▸ **EXERCISE DIRECTIONS**
Report only the number of lines in the following entries where the word "MÉDICINAUX" occurs.
[[ RECORDS FOR THE EXERCISE, beginning ]]
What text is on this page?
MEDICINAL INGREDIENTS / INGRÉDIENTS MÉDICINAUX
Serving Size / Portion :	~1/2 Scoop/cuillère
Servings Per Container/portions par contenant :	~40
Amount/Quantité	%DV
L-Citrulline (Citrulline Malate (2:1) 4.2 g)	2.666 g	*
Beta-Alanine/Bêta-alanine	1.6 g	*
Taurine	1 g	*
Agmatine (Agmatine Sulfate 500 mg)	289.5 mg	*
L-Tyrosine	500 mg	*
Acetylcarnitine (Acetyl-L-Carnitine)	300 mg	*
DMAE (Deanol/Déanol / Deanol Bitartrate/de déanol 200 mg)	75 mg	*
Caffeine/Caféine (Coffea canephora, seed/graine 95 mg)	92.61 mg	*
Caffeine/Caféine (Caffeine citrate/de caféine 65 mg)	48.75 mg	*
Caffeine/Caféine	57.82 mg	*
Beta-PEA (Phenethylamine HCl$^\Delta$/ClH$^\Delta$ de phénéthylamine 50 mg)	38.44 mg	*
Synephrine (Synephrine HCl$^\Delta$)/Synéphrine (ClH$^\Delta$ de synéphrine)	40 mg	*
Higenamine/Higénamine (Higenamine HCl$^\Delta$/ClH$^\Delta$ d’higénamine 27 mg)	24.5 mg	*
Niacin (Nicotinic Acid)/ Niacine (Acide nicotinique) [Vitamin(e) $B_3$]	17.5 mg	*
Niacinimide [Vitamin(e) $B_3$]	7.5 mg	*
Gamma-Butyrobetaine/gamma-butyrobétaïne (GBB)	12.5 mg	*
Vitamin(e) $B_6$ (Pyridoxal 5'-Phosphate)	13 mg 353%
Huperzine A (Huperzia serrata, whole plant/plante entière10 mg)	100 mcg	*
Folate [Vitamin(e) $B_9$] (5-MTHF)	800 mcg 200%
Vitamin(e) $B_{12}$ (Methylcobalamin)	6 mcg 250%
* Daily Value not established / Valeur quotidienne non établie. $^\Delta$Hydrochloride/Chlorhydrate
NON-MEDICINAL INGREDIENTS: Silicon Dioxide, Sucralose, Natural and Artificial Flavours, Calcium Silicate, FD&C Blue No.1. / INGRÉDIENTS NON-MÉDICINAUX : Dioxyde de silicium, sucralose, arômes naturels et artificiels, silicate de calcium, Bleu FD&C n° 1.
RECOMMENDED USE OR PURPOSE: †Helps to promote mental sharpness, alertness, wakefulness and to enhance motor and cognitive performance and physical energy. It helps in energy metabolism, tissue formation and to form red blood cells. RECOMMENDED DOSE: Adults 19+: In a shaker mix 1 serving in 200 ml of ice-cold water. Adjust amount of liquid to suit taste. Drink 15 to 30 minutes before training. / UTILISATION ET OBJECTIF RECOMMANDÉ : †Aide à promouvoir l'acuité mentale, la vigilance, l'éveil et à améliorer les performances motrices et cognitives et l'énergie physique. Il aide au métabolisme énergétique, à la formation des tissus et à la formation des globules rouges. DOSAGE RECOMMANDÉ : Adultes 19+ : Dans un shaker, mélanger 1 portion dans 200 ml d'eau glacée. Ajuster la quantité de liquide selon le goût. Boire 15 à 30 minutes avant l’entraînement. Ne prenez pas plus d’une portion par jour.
[[ RECORDS FOR THE EXERCISE, end ]]
▸ **COMPLETED EXERCISE**
2